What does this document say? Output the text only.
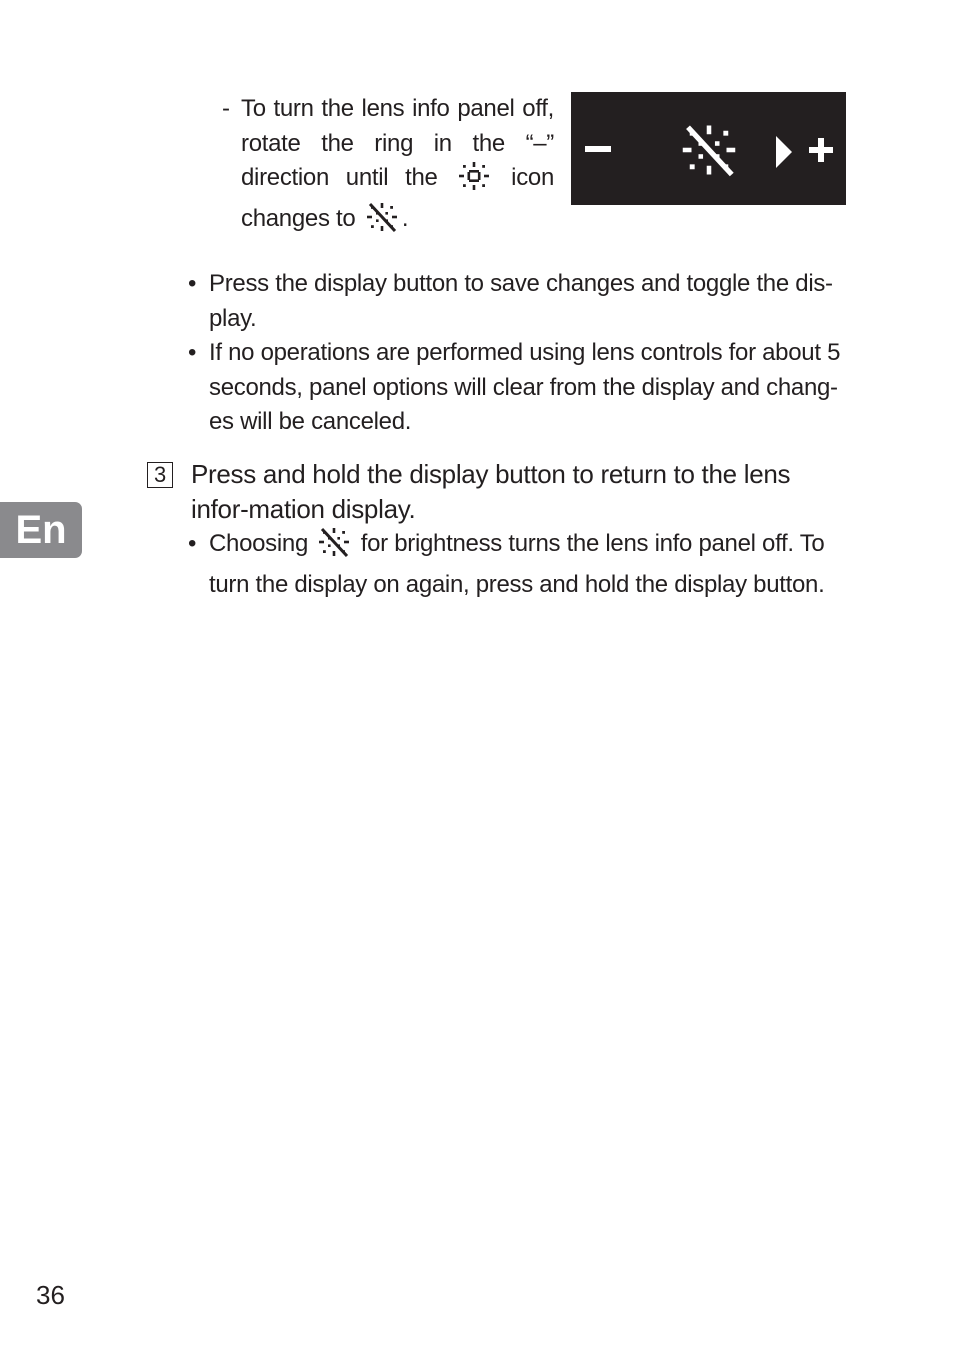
- To turn the lens info panel off, rotate the ring in the “–” direction until the	icon changes to .
• Press the display button to save changes and toggle the dis-play.
• If no operations are performed using lens controls for about 5 seconds, panel options will clear from the display and chang-es will be canceled.
3 Press and hold the display button to return to the lens infor-mation display.
• Choosing for brightness turns the lens info panel off. To turn the display on again, press and hold the display button.
En
36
┄┄┄┄┄┄
EXERCISE BRIEF
Repeat the full listing above exactly, with no pictures in the copy.

RESPONSE FOR THIS EXERCISE
What does this document say? Output the text only.
- To turn the lens info panel off, rotate the ring in the “–” direction until the	icon changes to .
• Press the display button to save changes and toggle the dis-play.
• If no operations are performed using lens controls for about 5 seconds, panel options will clear from the display and chang-es will be canceled.
3 Press and hold the display button to return to the lens infor-mation display.
• Choosing for brightness turns the lens info panel off. To turn the display on again, press and hold the display button.
En
36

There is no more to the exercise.